How many lines hold the string "Pooling"? Reply with the number alone.

— start TASK INPUT —

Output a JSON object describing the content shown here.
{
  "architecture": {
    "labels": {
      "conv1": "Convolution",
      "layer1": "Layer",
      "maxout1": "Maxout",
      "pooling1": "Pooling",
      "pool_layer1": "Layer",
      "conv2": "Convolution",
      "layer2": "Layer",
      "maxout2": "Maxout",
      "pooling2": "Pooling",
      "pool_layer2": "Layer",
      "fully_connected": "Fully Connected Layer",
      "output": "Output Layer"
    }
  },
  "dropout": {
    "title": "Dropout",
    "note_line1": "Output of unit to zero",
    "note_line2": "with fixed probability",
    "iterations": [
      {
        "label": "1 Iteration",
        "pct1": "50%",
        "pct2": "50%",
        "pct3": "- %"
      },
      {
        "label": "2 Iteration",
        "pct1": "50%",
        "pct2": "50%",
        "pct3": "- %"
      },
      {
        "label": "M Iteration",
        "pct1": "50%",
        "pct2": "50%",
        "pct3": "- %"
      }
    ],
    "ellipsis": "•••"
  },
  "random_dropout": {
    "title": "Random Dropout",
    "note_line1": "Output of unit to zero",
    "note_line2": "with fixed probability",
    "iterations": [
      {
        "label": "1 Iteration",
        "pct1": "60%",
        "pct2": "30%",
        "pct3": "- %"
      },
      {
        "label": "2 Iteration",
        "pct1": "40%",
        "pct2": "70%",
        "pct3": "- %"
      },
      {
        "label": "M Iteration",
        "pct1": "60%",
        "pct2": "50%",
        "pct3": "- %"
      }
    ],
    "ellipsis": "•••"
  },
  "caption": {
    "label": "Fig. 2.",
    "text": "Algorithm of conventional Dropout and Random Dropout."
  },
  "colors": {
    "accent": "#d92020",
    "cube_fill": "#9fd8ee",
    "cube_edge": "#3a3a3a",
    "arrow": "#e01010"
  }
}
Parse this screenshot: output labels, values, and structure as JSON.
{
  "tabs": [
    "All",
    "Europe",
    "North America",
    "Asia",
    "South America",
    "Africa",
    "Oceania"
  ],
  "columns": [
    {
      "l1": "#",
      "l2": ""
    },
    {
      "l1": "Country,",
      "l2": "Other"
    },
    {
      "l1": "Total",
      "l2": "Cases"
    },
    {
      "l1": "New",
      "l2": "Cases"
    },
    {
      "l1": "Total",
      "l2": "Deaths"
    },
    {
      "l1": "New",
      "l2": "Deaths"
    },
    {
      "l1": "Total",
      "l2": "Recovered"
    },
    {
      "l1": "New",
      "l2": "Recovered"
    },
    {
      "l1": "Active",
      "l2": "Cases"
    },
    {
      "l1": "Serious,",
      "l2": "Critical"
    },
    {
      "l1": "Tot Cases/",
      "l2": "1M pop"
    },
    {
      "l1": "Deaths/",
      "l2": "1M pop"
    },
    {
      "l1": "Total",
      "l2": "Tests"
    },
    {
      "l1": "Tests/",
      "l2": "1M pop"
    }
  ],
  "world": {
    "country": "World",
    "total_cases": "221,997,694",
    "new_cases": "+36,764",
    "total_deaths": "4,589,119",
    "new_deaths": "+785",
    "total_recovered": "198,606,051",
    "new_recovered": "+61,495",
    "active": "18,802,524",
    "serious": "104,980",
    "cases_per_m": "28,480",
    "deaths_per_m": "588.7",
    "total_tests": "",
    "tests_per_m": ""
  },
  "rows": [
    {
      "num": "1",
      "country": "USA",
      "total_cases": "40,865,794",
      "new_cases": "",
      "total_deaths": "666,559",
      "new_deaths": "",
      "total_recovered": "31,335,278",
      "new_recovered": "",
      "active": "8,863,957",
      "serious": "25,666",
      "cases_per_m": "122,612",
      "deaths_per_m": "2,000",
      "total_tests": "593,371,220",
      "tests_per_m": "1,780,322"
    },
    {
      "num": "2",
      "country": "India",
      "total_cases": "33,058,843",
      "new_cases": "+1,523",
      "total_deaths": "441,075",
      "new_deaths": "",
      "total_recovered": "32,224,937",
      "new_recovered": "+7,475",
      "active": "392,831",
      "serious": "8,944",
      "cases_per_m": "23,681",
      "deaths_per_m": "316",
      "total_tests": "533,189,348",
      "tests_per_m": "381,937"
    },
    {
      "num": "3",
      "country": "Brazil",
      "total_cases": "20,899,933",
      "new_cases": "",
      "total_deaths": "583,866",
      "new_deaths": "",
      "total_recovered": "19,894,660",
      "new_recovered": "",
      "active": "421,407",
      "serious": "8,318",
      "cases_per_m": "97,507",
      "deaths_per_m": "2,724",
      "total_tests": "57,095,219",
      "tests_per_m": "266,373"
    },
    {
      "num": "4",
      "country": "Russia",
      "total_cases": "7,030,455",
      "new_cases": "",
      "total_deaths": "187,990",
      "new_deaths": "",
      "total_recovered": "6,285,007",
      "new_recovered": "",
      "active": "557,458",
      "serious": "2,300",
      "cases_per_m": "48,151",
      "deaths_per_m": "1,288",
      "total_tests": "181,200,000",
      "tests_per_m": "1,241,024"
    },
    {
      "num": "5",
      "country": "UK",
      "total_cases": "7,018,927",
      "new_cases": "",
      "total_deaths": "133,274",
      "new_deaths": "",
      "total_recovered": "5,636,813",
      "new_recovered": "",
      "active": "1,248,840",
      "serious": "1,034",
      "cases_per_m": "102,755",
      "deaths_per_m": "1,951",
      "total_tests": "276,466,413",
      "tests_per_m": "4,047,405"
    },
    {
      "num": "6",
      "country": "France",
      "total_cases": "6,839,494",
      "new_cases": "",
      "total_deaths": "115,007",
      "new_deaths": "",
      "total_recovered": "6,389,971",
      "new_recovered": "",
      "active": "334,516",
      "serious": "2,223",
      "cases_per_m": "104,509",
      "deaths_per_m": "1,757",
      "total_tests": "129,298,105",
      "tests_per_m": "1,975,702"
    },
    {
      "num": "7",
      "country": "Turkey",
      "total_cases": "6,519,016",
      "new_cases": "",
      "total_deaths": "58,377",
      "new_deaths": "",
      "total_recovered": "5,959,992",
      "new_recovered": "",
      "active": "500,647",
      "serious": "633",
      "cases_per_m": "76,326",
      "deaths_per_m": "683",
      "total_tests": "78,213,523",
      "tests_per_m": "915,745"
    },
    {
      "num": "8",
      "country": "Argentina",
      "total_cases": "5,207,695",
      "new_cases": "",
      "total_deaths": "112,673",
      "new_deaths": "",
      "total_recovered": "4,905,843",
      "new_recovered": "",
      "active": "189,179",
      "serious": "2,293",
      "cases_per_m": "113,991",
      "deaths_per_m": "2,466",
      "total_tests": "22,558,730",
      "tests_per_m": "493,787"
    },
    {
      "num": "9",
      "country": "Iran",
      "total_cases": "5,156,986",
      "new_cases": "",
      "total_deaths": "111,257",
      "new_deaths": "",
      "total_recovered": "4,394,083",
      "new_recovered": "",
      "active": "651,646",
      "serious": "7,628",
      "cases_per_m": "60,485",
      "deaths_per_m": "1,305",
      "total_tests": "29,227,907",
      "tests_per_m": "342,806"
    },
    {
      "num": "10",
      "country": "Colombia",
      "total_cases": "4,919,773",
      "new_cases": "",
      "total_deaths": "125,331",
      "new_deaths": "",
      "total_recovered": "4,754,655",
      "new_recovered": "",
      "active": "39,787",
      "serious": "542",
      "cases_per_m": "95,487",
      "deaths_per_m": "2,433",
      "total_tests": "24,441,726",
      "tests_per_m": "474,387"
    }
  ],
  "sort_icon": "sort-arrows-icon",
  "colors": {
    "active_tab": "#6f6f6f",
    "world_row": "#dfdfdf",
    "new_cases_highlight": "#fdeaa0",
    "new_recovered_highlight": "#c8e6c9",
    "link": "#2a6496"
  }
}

— end TASK INPUT —

REPLY TO THE EXERCISE -
2